=== INPUT FOR THIS TASK ===

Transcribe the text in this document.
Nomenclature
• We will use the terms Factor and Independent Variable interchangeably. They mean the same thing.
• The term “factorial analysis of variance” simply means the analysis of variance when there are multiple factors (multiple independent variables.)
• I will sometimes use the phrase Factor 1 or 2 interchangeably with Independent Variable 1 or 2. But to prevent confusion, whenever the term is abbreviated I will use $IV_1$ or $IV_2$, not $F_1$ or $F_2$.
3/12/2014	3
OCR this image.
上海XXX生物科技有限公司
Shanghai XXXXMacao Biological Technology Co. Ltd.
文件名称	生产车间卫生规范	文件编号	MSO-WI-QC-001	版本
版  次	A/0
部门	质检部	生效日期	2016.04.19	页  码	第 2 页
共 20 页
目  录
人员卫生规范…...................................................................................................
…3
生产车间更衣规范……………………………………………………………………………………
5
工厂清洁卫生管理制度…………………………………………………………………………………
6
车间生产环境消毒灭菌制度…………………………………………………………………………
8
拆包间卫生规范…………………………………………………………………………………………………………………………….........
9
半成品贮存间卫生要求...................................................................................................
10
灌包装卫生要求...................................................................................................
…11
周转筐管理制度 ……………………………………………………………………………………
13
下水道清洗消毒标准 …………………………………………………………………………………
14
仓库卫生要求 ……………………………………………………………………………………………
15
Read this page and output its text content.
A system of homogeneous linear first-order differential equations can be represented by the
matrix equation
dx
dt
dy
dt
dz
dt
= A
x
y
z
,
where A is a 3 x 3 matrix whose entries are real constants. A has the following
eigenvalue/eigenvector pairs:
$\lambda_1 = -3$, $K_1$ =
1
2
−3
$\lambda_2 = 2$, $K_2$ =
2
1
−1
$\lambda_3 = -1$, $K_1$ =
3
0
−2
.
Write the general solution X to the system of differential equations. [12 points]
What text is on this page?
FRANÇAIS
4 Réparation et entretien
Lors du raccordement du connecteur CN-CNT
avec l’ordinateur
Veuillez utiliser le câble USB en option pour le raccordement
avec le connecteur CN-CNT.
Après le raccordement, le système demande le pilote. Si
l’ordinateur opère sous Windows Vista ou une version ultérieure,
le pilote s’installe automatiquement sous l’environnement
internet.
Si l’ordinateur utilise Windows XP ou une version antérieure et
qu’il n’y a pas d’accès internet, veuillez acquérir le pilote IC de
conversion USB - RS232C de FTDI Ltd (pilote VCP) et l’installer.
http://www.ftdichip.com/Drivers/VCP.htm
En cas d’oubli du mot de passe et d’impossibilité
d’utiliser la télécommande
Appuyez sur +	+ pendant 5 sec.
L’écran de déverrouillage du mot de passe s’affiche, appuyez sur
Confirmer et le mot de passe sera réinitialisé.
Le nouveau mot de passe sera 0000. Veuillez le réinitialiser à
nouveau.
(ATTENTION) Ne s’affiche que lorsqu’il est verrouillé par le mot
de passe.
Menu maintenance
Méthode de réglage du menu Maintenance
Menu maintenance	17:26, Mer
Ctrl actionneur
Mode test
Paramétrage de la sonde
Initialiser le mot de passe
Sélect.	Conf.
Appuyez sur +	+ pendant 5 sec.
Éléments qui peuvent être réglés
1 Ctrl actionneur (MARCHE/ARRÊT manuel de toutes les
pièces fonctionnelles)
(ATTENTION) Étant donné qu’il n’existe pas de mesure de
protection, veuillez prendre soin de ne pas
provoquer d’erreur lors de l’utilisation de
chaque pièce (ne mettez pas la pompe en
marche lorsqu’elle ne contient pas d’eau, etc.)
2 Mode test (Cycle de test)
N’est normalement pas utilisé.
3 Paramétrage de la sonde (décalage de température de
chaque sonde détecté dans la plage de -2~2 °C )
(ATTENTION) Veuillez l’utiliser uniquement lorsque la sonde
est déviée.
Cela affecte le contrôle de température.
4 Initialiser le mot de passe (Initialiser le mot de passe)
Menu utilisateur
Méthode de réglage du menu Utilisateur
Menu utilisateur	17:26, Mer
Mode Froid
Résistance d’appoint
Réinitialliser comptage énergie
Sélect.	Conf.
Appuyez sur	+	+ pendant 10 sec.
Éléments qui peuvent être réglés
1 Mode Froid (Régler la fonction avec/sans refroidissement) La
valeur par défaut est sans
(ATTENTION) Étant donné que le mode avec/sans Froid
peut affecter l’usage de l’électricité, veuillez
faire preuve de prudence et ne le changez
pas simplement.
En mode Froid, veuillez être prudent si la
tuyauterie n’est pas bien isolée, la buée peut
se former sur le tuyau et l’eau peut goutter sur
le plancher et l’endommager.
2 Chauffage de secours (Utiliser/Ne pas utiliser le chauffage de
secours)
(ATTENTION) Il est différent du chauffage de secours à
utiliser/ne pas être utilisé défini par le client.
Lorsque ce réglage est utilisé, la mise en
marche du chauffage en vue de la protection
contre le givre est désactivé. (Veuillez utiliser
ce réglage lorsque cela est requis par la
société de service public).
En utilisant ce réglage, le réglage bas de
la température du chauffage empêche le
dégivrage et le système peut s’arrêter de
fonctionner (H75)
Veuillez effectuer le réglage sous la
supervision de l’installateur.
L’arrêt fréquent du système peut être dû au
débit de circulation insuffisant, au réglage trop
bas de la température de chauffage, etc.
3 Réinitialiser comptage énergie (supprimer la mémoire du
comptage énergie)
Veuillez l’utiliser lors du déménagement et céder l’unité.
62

===

-- WHAT NEEDS TO BE DONE --
Copy all the records above precisely.

-- EXERCISE SOLUTION --
Transcribe the text in this document.
Nomenclature
• We will use the terms Factor and Independent Variable interchangeably. They mean the same thing.
• The term “factorial analysis of variance” simply means the analysis of variance when there are multiple factors (multiple independent variables.)
• I will sometimes use the phrase Factor 1 or 2 interchangeably with Independent Variable 1 or 2. But to prevent confusion, whenever the term is abbreviated I will use $IV_1$ or $IV_2$, not $F_1$ or $F_2$.
3/12/2014	3
OCR this image.
上海XXX生物科技有限公司
Shanghai XXXXMacao Biological Technology Co. Ltd.
文件名称	生产车间卫生规范	文件编号	MSO-WI-QC-001	版本
版  次	A/0
部门	质检部	生效日期	2016.04.19	页  码	第 2 页
共 20 页
目  录
人员卫生规范…...................................................................................................
…3
生产车间更衣规范……………………………………………………………………………………
5
工厂清洁卫生管理制度…………………………………………………………………………………
6
车间生产环境消毒灭菌制度…………………………………………………………………………
8
拆包间卫生规范…………………………………………………………………………………………………………………………….........
9
半成品贮存间卫生要求...................................................................................................
10
灌包装卫生要求...................................................................................................
…11
周转筐管理制度 ……………………………………………………………………………………
13
下水道清洗消毒标准 …………………………………………………………………………………
14
仓库卫生要求 ……………………………………………………………………………………………
15
Read this page and output its text content.
A system of homogeneous linear first-order differential equations can be represented by the
matrix equation
dx
dt
dy
dt
dz
dt
= A
x
y
z
,
where A is a 3 x 3 matrix whose entries are real constants. A has the following
eigenvalue/eigenvector pairs:
$\lambda_1 = -3$, $K_1$ =
1
2
−3
$\lambda_2 = 2$, $K_2$ =
2
1
−1
$\lambda_3 = -1$, $K_1$ =
3
0
−2
.
Write the general solution X to the system of differential equations. [12 points]
What text is on this page?
FRANÇAIS
4 Réparation et entretien
Lors du raccordement du connecteur CN-CNT
avec l’ordinateur
Veuillez utiliser le câble USB en option pour le raccordement
avec le connecteur CN-CNT.
Après le raccordement, le système demande le pilote. Si
l’ordinateur opère sous Windows Vista ou une version ultérieure,
le pilote s’installe automatiquement sous l’environnement
internet.
Si l’ordinateur utilise Windows XP ou une version antérieure et
qu’il n’y a pas d’accès internet, veuillez acquérir le pilote IC de
conversion USB - RS232C de FTDI Ltd (pilote VCP) et l’installer.
http://www.ftdichip.com/Drivers/VCP.htm
En cas d’oubli du mot de passe et d’impossibilité
d’utiliser la télécommande
Appuyez sur +	+ pendant 5 sec.
L’écran de déverrouillage du mot de passe s’affiche, appuyez sur
Confirmer et le mot de passe sera réinitialisé.
Le nouveau mot de passe sera 0000. Veuillez le réinitialiser à
nouveau.
(ATTENTION) Ne s’affiche que lorsqu’il est verrouillé par le mot
de passe.
Menu maintenance
Méthode de réglage du menu Maintenance
Menu maintenance	17:26, Mer
Ctrl actionneur
Mode test
Paramétrage de la sonde
Initialiser le mot de passe
Sélect.	Conf.
Appuyez sur +	+ pendant 5 sec.
Éléments qui peuvent être réglés
1 Ctrl actionneur (MARCHE/ARRÊT manuel de toutes les
pièces fonctionnelles)
(ATTENTION) Étant donné qu’il n’existe pas de mesure de
protection, veuillez prendre soin de ne pas
provoquer d’erreur lors de l’utilisation de
chaque pièce (ne mettez pas la pompe en
marche lorsqu’elle ne contient pas d’eau, etc.)
2 Mode test (Cycle de test)
N’est normalement pas utilisé.
3 Paramétrage de la sonde (décalage de température de
chaque sonde détecté dans la plage de -2~2 °C )
(ATTENTION) Veuillez l’utiliser uniquement lorsque la sonde
est déviée.
Cela affecte le contrôle de température.
4 Initialiser le mot de passe (Initialiser le mot de passe)
Menu utilisateur
Méthode de réglage du menu Utilisateur
Menu utilisateur	17:26, Mer
Mode Froid
Résistance d’appoint
Réinitialliser comptage énergie
Sélect.	Conf.
Appuyez sur	+	+ pendant 10 sec.
Éléments qui peuvent être réglés
1 Mode Froid (Régler la fonction avec/sans refroidissement) La
valeur par défaut est sans
(ATTENTION) Étant donné que le mode avec/sans Froid
peut affecter l’usage de l’électricité, veuillez
faire preuve de prudence et ne le changez
pas simplement.
En mode Froid, veuillez être prudent si la
tuyauterie n’est pas bien isolée, la buée peut
se former sur le tuyau et l’eau peut goutter sur
le plancher et l’endommager.
2 Chauffage de secours (Utiliser/Ne pas utiliser le chauffage de
secours)
(ATTENTION) Il est différent du chauffage de secours à
utiliser/ne pas être utilisé défini par le client.
Lorsque ce réglage est utilisé, la mise en
marche du chauffage en vue de la protection
contre le givre est désactivé. (Veuillez utiliser
ce réglage lorsque cela est requis par la
société de service public).
En utilisant ce réglage, le réglage bas de
la température du chauffage empêche le
dégivrage et le système peut s’arrêter de
fonctionner (H75)
Veuillez effectuer le réglage sous la
supervision de l’installateur.
L’arrêt fréquent du système peut être dû au
débit de circulation insuffisant, au réglage trop
bas de la température de chauffage, etc.
3 Réinitialiser comptage énergie (supprimer la mémoire du
comptage énergie)
Veuillez l’utiliser lors du déménagement et céder l’unité.
62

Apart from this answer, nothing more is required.